• **Marche à suivre**
Veuillez recopier en entier et sans aucune modification le texte ci-dessous sur l'encadrement des essais cliniques.

• **Texte retenu**
Ces textes n’ont aucune valeur contraignante tant qu’ils ne sont pas explicitement mentionnés ou transposés dans une loi nationale. Les pays qui ont transposé de tels textes dans leur législation nationale se réfèrent tous aux lignes directrices ICH-GCP, devenus de facto une nouvelle norme mondiale imposée à l’ensemble de la planète par les pays à haut revenu et leur industrie pharmaceutique – bien qu’elles ne soient pas un code éthique à proprement parler mais plutôt un catalogue de procédures. En Suisse, seuls les standards ICH-GCP sont concernés, pas la Déclaration d’Helsinki. L’Union européenne fait quant à elle référence à ces deux textes.
En Suisse: une législation lacunaire et une agence trop passive
En Suisse, la Loi sur les produits thérapeutiques (LPTh) régit la procédure d’autorisation de mise sur le marché de tous les médicaments ainsi que l’approbation des essais cliniques en Suisse. La Loi relative à la recherche sur l’être humain (LRH) régit les principes éthiques des projets de recherche ainsi que leur surveillance, les questions de transparence et la coordination entre les différentes entités impliquées dans les essais cliniques menés en Suisse.

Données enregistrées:
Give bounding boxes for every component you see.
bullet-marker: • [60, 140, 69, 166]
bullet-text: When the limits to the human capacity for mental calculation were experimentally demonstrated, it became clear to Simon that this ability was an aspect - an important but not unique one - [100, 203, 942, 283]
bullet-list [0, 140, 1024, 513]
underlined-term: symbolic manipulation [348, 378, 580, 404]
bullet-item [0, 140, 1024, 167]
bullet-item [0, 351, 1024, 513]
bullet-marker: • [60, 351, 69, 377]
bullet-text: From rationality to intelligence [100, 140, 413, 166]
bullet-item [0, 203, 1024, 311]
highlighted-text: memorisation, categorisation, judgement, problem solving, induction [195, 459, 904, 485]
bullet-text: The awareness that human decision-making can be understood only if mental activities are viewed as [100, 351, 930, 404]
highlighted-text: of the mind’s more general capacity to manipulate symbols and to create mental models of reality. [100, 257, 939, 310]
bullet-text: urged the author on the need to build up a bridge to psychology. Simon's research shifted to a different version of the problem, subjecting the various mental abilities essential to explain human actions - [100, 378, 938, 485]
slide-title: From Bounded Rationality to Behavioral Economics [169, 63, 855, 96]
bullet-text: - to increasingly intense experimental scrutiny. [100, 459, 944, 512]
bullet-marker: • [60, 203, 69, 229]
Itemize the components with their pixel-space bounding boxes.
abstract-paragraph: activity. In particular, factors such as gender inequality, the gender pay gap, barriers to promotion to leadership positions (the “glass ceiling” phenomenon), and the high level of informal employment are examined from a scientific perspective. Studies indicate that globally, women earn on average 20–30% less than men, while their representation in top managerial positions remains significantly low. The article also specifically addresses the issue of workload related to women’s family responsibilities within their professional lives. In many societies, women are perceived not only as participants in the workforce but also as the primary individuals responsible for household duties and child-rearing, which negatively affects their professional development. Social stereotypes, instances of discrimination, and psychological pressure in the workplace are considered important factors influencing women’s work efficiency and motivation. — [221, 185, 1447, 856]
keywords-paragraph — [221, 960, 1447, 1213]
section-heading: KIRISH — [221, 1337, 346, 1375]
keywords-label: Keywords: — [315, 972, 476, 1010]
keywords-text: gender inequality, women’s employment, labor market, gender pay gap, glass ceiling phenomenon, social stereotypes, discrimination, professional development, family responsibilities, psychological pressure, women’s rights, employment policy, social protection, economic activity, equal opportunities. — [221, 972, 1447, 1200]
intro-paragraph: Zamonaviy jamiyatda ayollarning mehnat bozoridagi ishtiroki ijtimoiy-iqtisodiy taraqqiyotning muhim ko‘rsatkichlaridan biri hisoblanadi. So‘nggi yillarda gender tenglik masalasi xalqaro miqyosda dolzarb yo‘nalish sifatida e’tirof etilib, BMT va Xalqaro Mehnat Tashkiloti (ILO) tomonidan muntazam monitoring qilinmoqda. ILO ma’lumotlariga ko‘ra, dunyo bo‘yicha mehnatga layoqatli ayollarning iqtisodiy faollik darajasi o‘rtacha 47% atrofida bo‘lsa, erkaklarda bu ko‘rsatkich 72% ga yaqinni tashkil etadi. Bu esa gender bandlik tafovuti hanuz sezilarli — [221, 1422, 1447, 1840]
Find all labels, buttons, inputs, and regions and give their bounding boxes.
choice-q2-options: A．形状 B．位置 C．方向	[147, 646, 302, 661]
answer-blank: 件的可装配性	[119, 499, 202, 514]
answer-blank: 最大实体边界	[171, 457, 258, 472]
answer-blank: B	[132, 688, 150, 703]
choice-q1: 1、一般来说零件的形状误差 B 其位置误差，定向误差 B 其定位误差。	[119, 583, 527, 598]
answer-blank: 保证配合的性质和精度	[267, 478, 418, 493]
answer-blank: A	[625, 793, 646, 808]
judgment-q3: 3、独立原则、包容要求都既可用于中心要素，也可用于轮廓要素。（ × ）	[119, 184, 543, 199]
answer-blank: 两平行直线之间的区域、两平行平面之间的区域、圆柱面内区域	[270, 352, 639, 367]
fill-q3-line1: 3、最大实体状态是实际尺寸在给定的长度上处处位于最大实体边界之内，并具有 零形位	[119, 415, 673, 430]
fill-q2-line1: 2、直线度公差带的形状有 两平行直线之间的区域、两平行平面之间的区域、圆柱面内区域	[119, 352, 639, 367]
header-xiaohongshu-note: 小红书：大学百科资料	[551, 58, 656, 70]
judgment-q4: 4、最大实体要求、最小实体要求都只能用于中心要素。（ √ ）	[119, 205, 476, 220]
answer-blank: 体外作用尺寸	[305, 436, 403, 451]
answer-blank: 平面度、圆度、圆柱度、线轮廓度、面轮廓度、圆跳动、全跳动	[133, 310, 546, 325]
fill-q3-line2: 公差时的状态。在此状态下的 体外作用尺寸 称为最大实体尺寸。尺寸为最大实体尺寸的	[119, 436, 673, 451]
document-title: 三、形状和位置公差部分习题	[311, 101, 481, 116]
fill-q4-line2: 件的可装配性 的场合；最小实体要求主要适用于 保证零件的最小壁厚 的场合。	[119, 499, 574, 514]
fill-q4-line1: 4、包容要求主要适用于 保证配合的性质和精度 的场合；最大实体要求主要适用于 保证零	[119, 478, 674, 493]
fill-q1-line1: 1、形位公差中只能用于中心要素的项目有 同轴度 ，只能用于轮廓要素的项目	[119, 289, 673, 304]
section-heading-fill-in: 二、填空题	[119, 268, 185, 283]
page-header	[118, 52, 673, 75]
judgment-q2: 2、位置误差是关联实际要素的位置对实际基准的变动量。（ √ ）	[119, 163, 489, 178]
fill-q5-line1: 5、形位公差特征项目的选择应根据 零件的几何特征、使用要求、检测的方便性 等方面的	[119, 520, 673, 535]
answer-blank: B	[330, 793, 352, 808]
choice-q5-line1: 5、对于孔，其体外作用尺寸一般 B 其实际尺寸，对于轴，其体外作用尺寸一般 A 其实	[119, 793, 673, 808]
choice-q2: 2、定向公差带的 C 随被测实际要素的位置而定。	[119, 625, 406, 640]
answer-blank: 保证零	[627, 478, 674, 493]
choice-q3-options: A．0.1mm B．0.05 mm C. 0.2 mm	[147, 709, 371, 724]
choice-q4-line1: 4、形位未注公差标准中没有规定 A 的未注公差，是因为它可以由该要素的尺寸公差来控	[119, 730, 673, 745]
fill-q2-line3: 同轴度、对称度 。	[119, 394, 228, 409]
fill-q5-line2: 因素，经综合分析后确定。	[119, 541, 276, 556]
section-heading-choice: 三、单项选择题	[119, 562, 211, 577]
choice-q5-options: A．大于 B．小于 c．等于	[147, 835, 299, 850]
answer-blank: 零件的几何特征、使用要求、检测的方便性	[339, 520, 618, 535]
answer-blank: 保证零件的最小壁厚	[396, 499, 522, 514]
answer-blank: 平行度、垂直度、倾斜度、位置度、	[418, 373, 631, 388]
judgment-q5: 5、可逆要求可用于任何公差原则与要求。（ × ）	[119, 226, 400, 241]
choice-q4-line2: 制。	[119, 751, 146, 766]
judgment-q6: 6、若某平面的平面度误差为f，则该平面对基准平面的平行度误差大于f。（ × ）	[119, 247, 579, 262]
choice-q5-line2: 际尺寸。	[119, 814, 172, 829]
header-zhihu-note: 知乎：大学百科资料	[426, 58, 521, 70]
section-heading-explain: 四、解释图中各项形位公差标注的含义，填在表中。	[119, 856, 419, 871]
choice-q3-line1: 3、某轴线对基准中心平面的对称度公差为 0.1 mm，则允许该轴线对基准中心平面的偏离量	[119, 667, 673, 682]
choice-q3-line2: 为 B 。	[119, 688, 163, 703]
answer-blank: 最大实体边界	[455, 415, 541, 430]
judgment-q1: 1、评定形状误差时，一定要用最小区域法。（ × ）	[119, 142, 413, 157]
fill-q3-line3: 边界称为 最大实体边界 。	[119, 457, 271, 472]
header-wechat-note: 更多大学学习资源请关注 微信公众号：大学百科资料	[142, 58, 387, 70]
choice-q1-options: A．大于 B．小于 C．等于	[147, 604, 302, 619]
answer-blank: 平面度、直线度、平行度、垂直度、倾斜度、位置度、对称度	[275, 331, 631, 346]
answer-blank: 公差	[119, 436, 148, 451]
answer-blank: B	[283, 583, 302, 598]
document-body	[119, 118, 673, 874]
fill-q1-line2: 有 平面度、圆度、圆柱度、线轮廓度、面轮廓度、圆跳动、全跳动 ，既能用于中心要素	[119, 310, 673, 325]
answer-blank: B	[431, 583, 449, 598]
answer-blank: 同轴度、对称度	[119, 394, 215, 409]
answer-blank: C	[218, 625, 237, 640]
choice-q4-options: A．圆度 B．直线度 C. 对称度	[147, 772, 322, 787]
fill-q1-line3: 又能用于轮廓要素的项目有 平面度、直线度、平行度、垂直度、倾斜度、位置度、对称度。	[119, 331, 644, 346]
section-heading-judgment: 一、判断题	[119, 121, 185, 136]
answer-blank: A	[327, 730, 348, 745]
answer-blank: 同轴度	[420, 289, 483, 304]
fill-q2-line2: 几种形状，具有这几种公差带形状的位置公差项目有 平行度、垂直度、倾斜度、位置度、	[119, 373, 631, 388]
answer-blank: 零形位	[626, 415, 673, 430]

• **Corrigé**
Ces textes n’ont aucune valeur contraignante tant qu’ils ne sont pas explicitement mentionnés ou transposés dans une loi nationale. Les pays qui ont transposé de tels textes dans leur législation nationale se réfèrent tous aux lignes directrices ICH-GCP, devenus de facto une nouvelle norme mondiale imposée à l’ensemble de la planète par les pays à haut revenu et leur industrie pharmaceutique – bien qu’elles ne soient pas un code éthique à proprement parler mais plutôt un catalogue de procédures. En Suisse, seuls les standards ICH-GCP sont concernés, pas la Déclaration d’Helsinki. L’Union européenne fait quant à elle référence à ces deux textes.
En Suisse: une législation lacunaire et une agence trop passive
En Suisse, la Loi sur les produits thérapeutiques (LPTh) régit la procédure d’autorisation de mise sur le marché de tous les médicaments ainsi que l’approbation des essais cliniques en Suisse. La Loi relative à la recherche sur l’être humain (LRH) régit les principes éthiques des projets de recherche ainsi que leur surveillance, les questions de transparence et la coordination entre les différentes entités impliquées dans les essais cliniques menés en Suisse.